Extracted records:

-------------------------

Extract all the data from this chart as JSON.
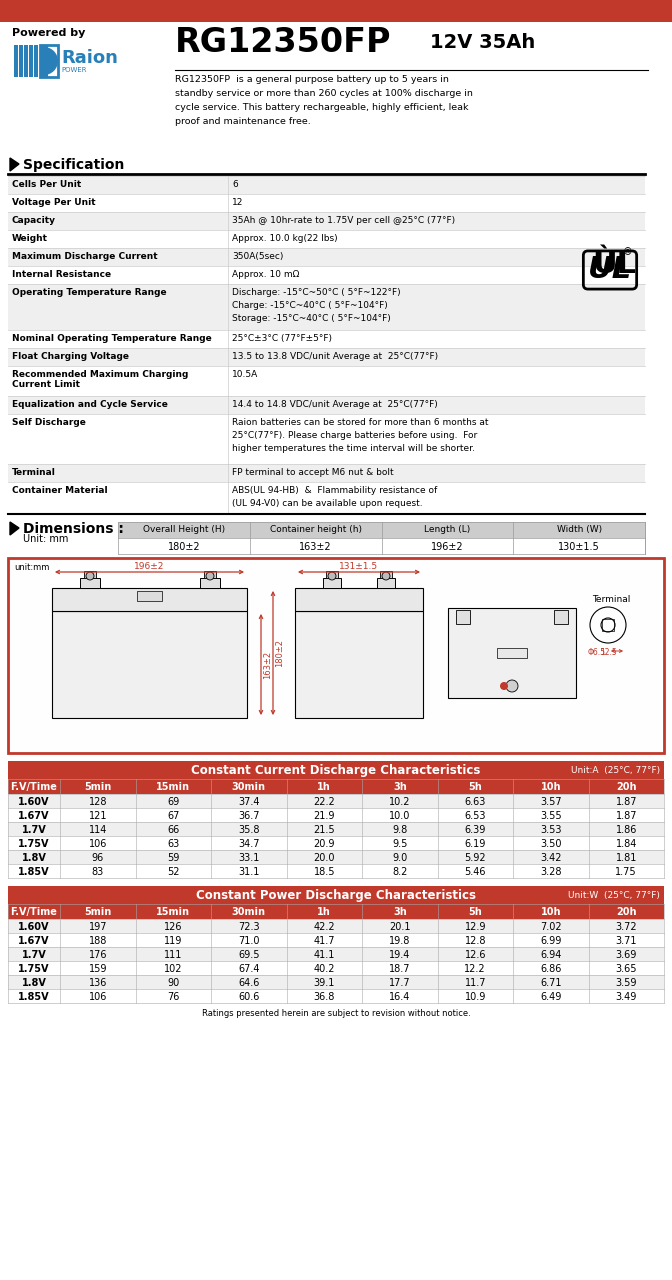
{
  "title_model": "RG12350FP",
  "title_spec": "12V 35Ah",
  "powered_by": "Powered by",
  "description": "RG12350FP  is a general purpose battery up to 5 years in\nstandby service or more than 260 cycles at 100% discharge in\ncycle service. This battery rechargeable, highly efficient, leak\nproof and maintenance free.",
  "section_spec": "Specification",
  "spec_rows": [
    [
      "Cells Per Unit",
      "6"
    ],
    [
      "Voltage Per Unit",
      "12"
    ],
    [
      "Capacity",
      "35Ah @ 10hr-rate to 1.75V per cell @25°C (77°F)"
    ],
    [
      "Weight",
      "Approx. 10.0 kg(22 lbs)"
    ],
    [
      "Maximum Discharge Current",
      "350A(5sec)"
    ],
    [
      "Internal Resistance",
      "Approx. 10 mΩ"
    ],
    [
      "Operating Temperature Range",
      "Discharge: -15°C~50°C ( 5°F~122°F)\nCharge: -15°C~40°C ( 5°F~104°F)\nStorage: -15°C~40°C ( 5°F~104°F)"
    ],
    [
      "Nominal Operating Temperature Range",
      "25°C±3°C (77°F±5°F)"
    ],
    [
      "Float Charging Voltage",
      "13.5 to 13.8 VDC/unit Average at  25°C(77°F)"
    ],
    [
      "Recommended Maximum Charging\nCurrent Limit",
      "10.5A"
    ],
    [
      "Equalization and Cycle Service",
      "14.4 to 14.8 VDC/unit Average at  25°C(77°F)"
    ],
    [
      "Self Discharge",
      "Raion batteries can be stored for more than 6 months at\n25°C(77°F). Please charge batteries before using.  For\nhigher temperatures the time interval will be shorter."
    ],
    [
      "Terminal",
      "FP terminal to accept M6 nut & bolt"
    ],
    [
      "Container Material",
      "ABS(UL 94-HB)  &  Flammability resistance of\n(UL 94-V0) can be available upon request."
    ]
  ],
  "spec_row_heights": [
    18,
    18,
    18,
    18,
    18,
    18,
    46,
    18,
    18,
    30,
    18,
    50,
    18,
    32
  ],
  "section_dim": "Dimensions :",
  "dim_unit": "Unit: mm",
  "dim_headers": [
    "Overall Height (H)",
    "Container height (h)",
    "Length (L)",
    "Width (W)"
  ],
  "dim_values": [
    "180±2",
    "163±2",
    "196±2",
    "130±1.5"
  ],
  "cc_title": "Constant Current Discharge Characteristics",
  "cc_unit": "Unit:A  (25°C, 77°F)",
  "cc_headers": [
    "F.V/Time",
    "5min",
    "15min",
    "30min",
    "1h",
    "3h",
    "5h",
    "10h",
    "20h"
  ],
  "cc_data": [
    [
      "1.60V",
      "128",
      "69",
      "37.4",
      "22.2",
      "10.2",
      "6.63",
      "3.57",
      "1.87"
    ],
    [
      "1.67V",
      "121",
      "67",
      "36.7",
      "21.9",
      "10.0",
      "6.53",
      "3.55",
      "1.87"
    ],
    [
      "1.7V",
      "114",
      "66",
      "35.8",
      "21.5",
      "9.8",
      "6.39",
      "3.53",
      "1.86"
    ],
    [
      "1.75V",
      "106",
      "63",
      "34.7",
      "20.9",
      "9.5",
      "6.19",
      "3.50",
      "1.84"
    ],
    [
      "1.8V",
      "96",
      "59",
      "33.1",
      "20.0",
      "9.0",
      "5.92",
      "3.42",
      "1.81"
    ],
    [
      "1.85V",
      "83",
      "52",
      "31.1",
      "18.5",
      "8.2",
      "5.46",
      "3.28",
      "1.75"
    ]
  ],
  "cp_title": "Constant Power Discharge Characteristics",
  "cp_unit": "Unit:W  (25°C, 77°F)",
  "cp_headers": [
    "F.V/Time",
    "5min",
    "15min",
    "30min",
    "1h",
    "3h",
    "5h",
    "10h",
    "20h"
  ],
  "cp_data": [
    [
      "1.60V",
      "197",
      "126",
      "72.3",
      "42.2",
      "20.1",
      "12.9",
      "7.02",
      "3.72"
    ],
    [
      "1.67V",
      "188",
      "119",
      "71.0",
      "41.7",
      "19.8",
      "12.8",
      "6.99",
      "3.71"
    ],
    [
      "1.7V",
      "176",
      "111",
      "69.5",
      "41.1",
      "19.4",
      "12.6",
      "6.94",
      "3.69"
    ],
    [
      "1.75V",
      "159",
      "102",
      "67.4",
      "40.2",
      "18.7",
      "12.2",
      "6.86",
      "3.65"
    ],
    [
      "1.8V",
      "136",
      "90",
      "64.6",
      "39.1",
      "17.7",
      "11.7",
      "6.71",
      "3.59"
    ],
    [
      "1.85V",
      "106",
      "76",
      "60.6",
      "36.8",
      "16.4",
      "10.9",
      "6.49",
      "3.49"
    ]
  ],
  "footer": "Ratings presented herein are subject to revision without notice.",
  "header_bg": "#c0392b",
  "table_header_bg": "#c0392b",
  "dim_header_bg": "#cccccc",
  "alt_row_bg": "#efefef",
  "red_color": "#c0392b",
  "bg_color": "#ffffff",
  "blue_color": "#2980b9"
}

-------------------------

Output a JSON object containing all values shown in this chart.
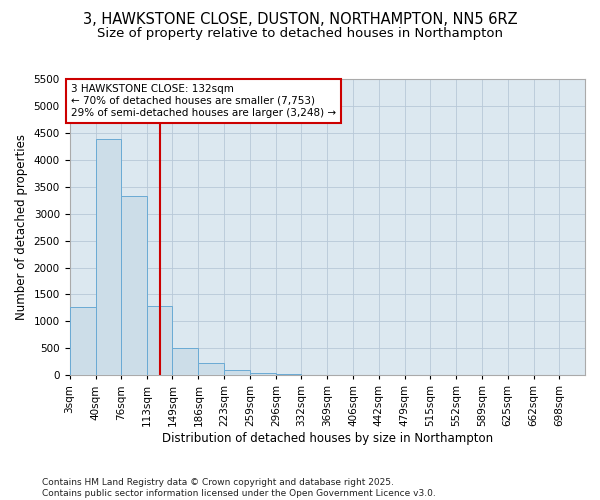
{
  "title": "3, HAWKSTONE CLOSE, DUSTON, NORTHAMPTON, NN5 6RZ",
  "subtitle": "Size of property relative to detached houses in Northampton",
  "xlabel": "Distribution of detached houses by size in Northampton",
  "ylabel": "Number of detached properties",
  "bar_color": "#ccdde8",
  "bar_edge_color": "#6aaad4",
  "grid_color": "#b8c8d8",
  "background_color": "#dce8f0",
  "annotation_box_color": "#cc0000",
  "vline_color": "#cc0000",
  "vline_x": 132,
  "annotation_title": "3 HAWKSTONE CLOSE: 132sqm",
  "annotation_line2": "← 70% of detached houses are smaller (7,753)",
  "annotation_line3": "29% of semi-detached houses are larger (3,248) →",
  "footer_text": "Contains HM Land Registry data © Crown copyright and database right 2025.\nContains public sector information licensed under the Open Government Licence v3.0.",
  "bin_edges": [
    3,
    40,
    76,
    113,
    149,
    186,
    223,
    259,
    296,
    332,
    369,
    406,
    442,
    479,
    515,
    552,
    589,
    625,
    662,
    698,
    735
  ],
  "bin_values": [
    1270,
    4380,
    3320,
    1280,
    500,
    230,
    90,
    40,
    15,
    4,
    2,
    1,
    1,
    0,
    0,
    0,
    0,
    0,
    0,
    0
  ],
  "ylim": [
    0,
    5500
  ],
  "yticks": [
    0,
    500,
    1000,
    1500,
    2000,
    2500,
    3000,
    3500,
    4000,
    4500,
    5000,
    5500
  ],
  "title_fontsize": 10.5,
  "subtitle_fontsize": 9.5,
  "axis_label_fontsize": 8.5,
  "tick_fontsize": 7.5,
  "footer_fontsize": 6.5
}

-------------------------

__DIRECTION__.
All lines in the data that contain the word "Constant" should be copied.

__EXPECTED ANSWER__.
  "cc_title": "Constant Current Discharge Characteristics",
  "cp_title": "Constant Power Discharge Characteristics",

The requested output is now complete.